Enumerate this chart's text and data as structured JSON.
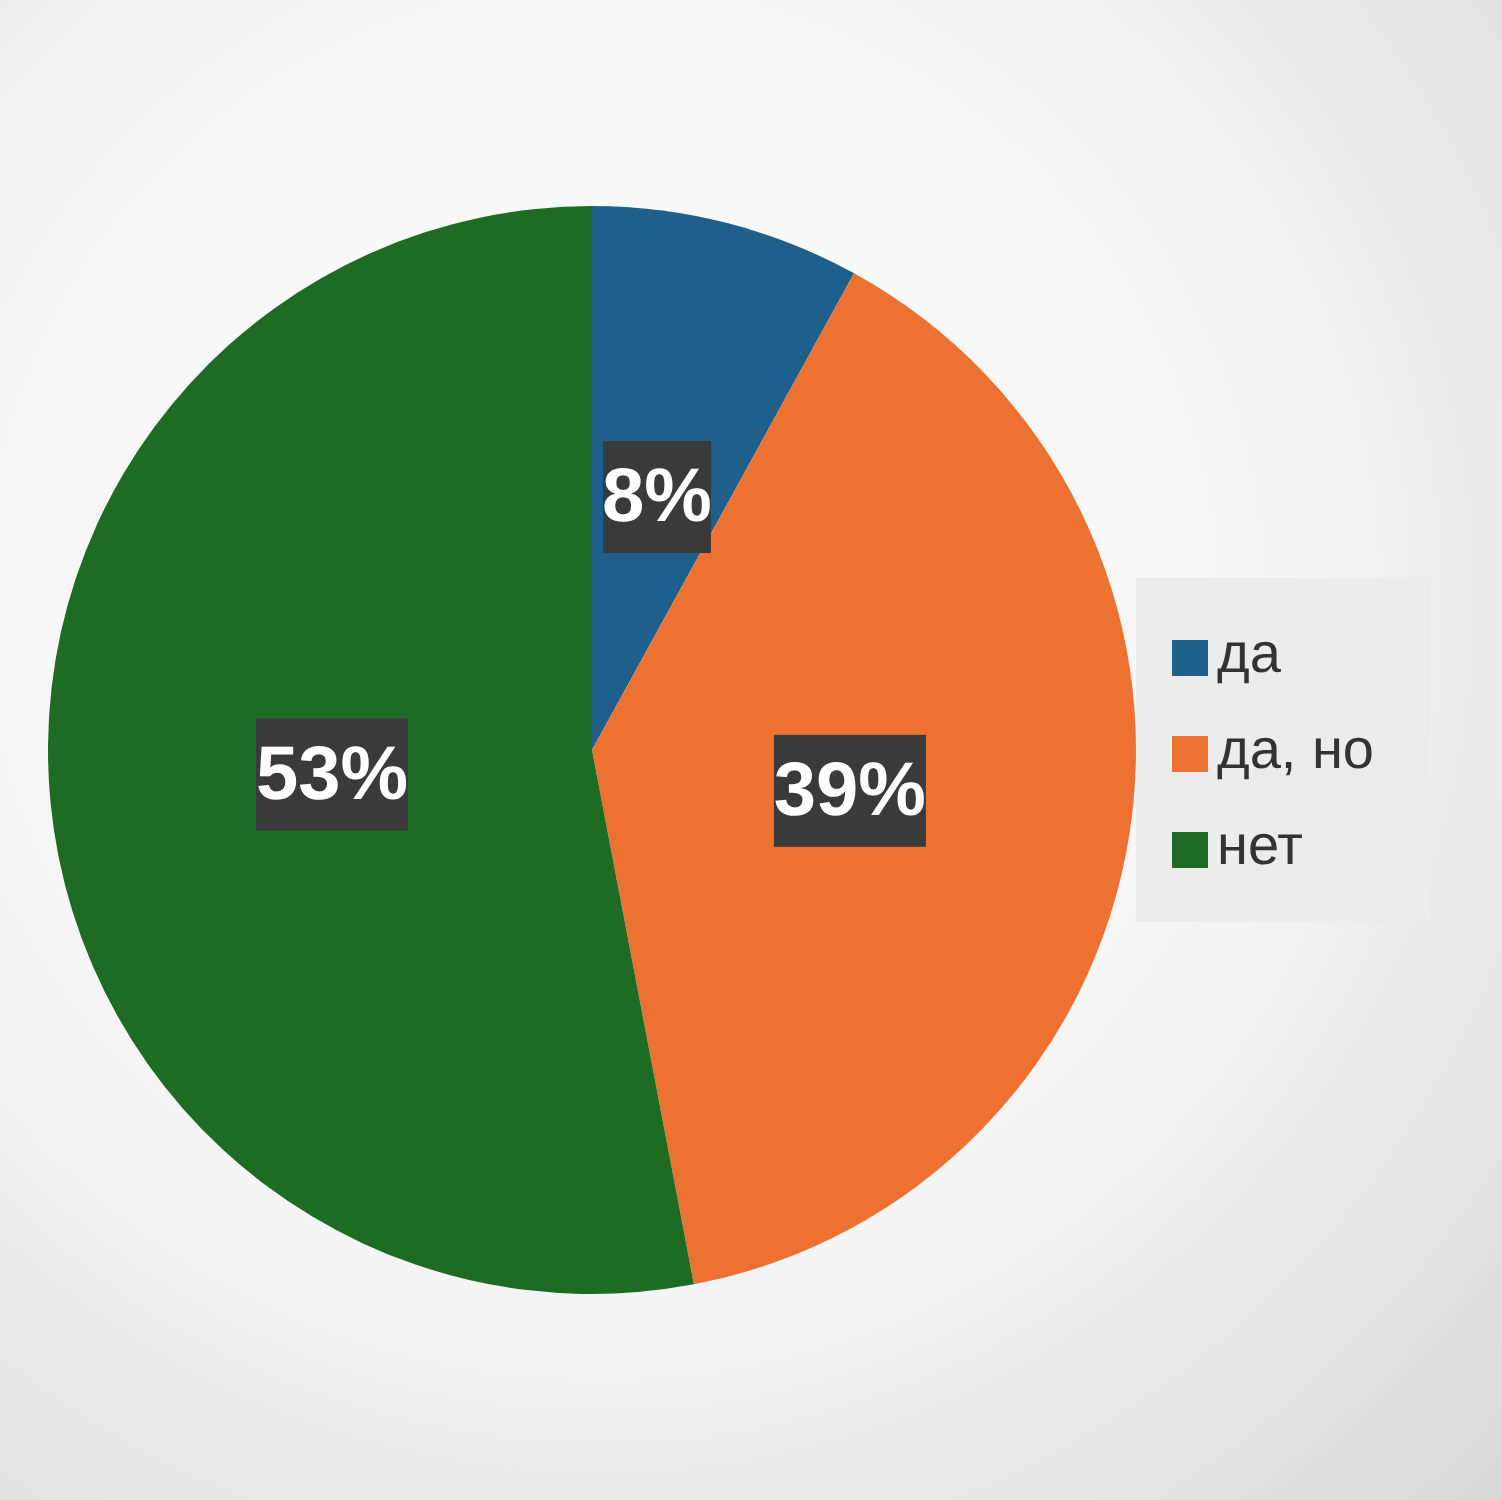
{
  "chart_data": {
    "type": "pie",
    "categories": [
      "да",
      "да, но",
      "нет"
    ],
    "values": [
      8,
      39,
      53
    ],
    "colors": [
      "#1f5f8b",
      "#ed7232",
      "#1e6b24"
    ],
    "value_labels": [
      "8%",
      "39%",
      "53%"
    ],
    "legend": "right"
  }
}
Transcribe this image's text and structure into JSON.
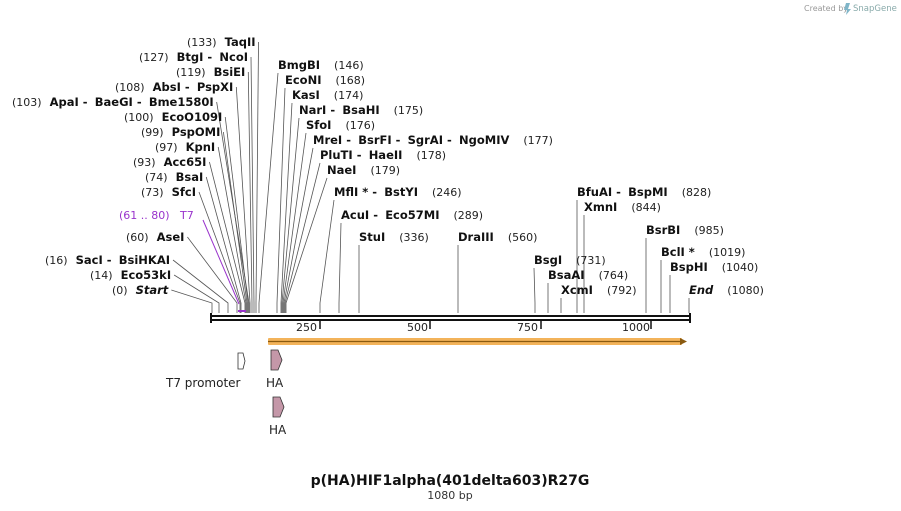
{
  "brand": {
    "created_by": "Created by",
    "name": "SnapGene"
  },
  "map": {
    "name": "p(HA)HIF1alpha(401delta603)R27G",
    "length_label": "1080 bp",
    "length": 1080
  },
  "axis_ticks": [
    "250",
    "500",
    "750",
    "1000"
  ],
  "primer": {
    "range": "(61 .. 80)",
    "name": "T7"
  },
  "sites": [
    {
      "pos": "(133)",
      "names": [
        "TaqII"
      ]
    },
    {
      "pos": "(127)",
      "names": [
        "BtgI",
        "NcoI"
      ]
    },
    {
      "pos": "(119)",
      "names": [
        "BsiEI"
      ]
    },
    {
      "pos": "(108)",
      "names": [
        "AbsI",
        "PspXI"
      ]
    },
    {
      "pos": "(103)",
      "names": [
        "ApaI",
        "BaeGI",
        "Bme1580I"
      ]
    },
    {
      "pos": "(100)",
      "names": [
        "EcoO109I"
      ]
    },
    {
      "pos": "(99)",
      "names": [
        "PspOMI"
      ]
    },
    {
      "pos": "(97)",
      "names": [
        "KpnI"
      ]
    },
    {
      "pos": "(93)",
      "names": [
        "Acc65I"
      ]
    },
    {
      "pos": "(74)",
      "names": [
        "BsaI"
      ]
    },
    {
      "pos": "(73)",
      "names": [
        "SfcI"
      ]
    },
    {
      "pos": "(60)",
      "names": [
        "AseI"
      ]
    },
    {
      "pos": "(16)",
      "names": [
        "SacI",
        "BsiHKAI"
      ]
    },
    {
      "pos": "(14)",
      "names": [
        "Eco53kI"
      ]
    },
    {
      "pos": "(0)",
      "names": [
        "Start"
      ]
    },
    {
      "pos": "(146)",
      "names": [
        "BmgBI"
      ]
    },
    {
      "pos": "(168)",
      "names": [
        "EcoNI"
      ]
    },
    {
      "pos": "(174)",
      "names": [
        "KasI"
      ]
    },
    {
      "pos": "(175)",
      "names": [
        "NarI",
        "BsaHI"
      ]
    },
    {
      "pos": "(176)",
      "names": [
        "SfoI"
      ]
    },
    {
      "pos": "(177)",
      "names": [
        "MreI",
        "BsrFI",
        "SgrAI",
        "NgoMIV"
      ]
    },
    {
      "pos": "(178)",
      "names": [
        "PluTI",
        "HaeII"
      ]
    },
    {
      "pos": "(179)",
      "names": [
        "NaeI"
      ]
    },
    {
      "pos": "(246)",
      "names": [
        "MflI *",
        "BstYI"
      ]
    },
    {
      "pos": "(289)",
      "names": [
        "AcuI",
        "Eco57MI"
      ]
    },
    {
      "pos": "(336)",
      "names": [
        "StuI"
      ]
    },
    {
      "pos": "(560)",
      "names": [
        "DraIII"
      ]
    },
    {
      "pos": "(731)",
      "names": [
        "BsgI"
      ]
    },
    {
      "pos": "(764)",
      "names": [
        "BsaAI"
      ]
    },
    {
      "pos": "(792)",
      "names": [
        "XcmI"
      ]
    },
    {
      "pos": "(828)",
      "names": [
        "BfuAI",
        "BspMI"
      ]
    },
    {
      "pos": "(844)",
      "names": [
        "XmnI"
      ]
    },
    {
      "pos": "(985)",
      "names": [
        "BsrBI"
      ]
    },
    {
      "pos": "(1019)",
      "names": [
        "BclI *"
      ]
    },
    {
      "pos": "(1040)",
      "names": [
        "BspHI"
      ]
    },
    {
      "pos": "(1080)",
      "names": [
        "End"
      ]
    }
  ],
  "features": [
    {
      "name": "T7 promoter",
      "color": "#ffffff"
    },
    {
      "name": "HA",
      "color": "#c497a8"
    },
    {
      "name": "HA",
      "color": "#c497a8"
    }
  ],
  "colors": {
    "orf": "#f3b35a",
    "primer": "#9933cc",
    "backbone": "#111111"
  }
}
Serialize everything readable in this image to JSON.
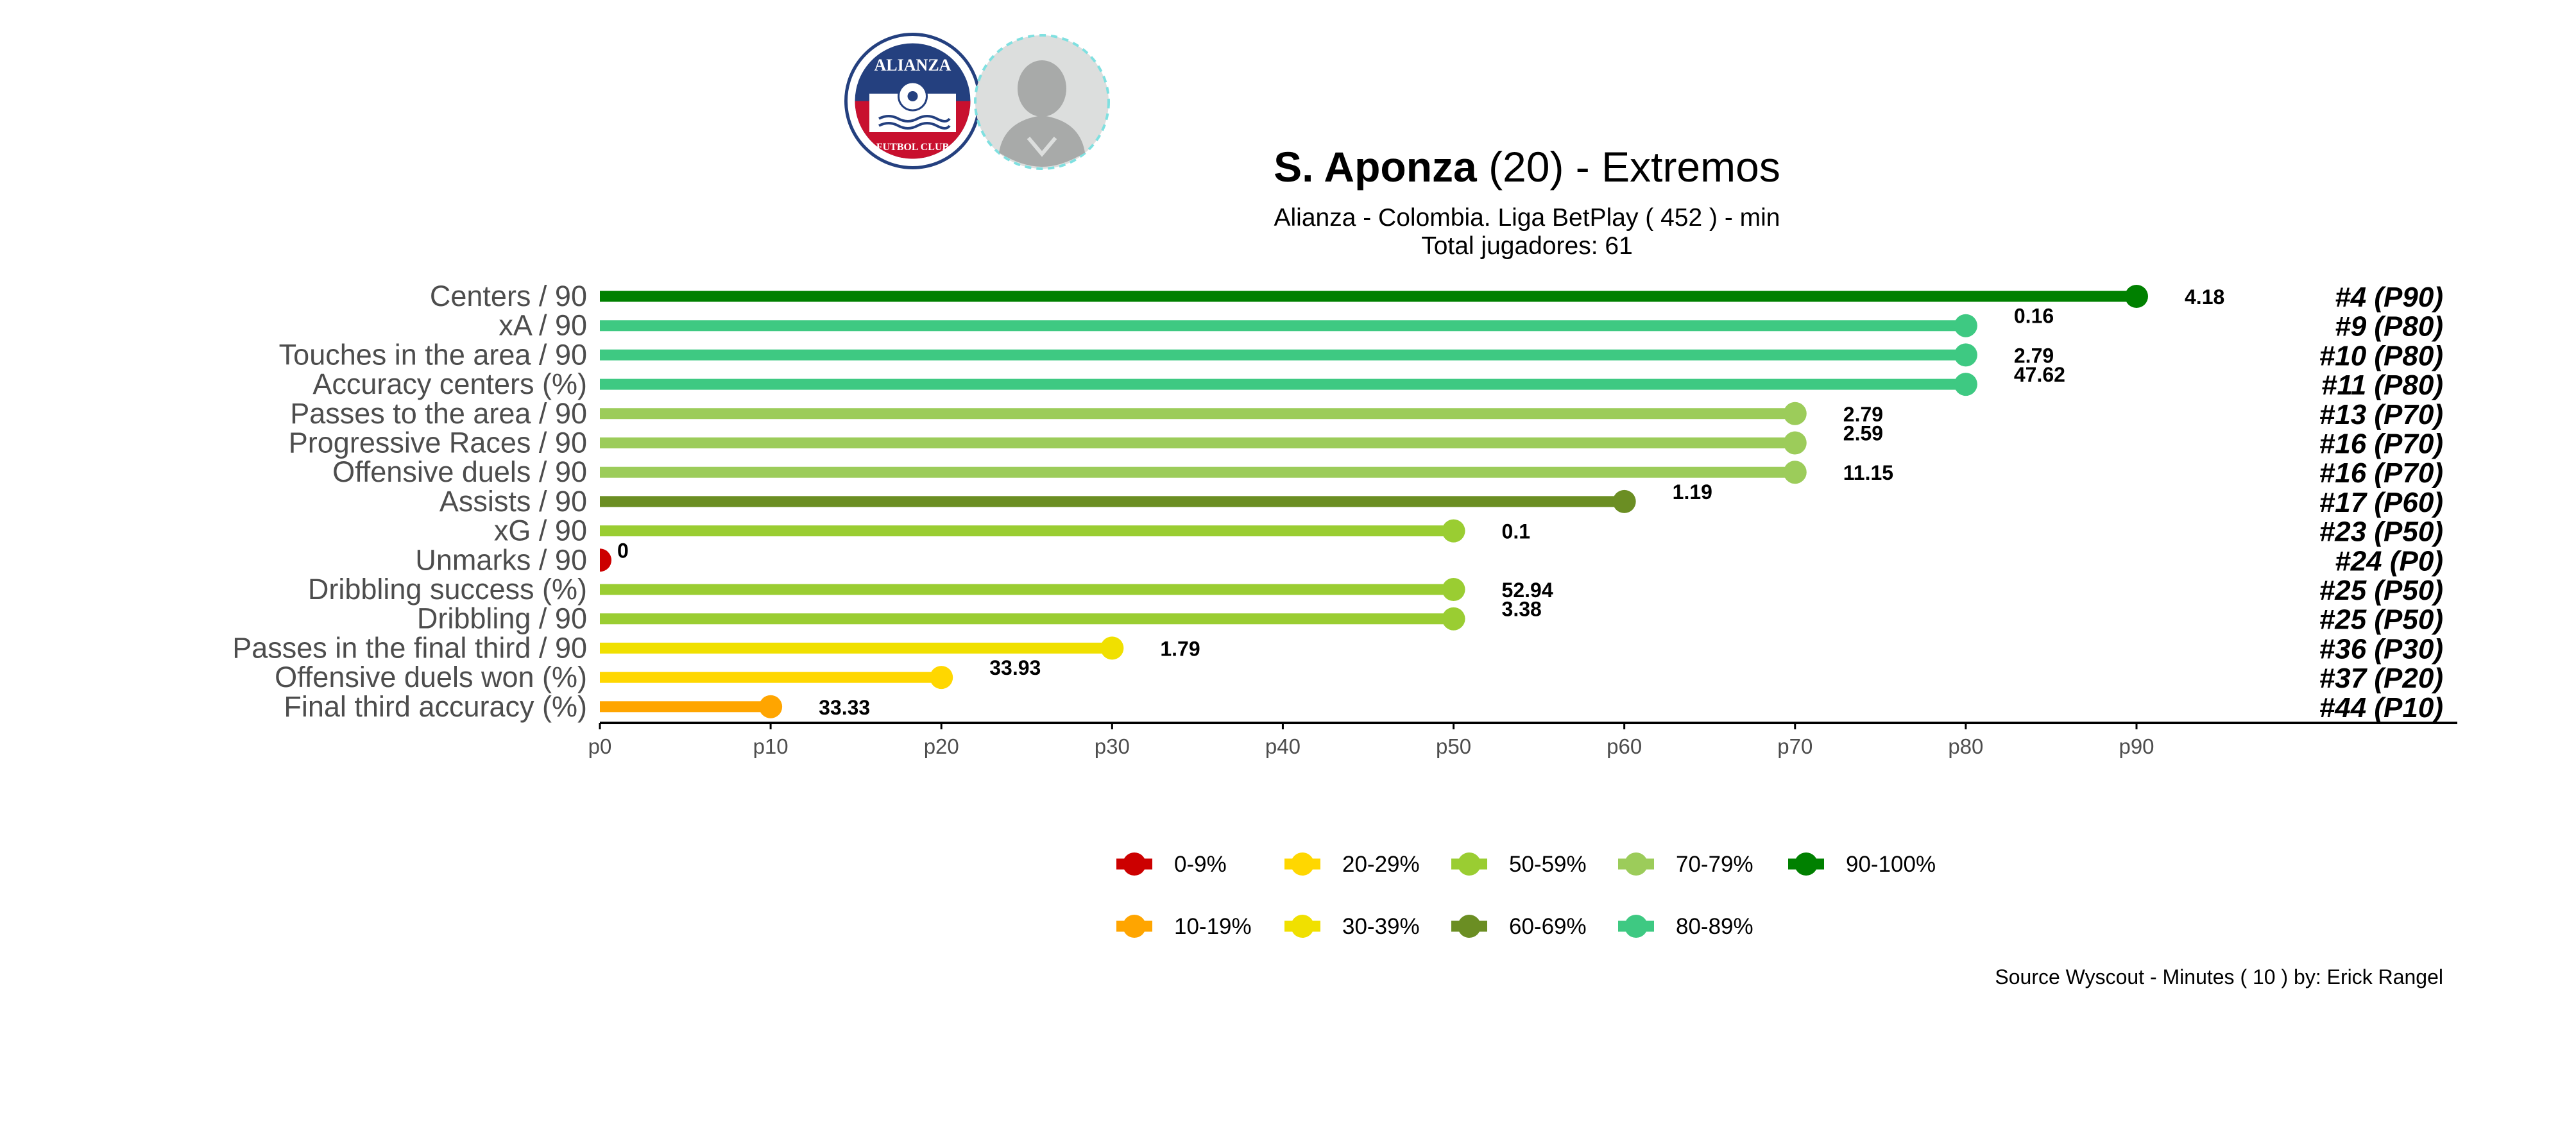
# # #
TASK REQUIREMENTS :: Find each line in the records holding the string "JSON" and show it.

SOLUTION FOR THIS TASK ::
Enumerate this chart's text and data as structured JSON.
Transcribe this image's text and structure into JSON.
Serialize everything readable in this image to JSON.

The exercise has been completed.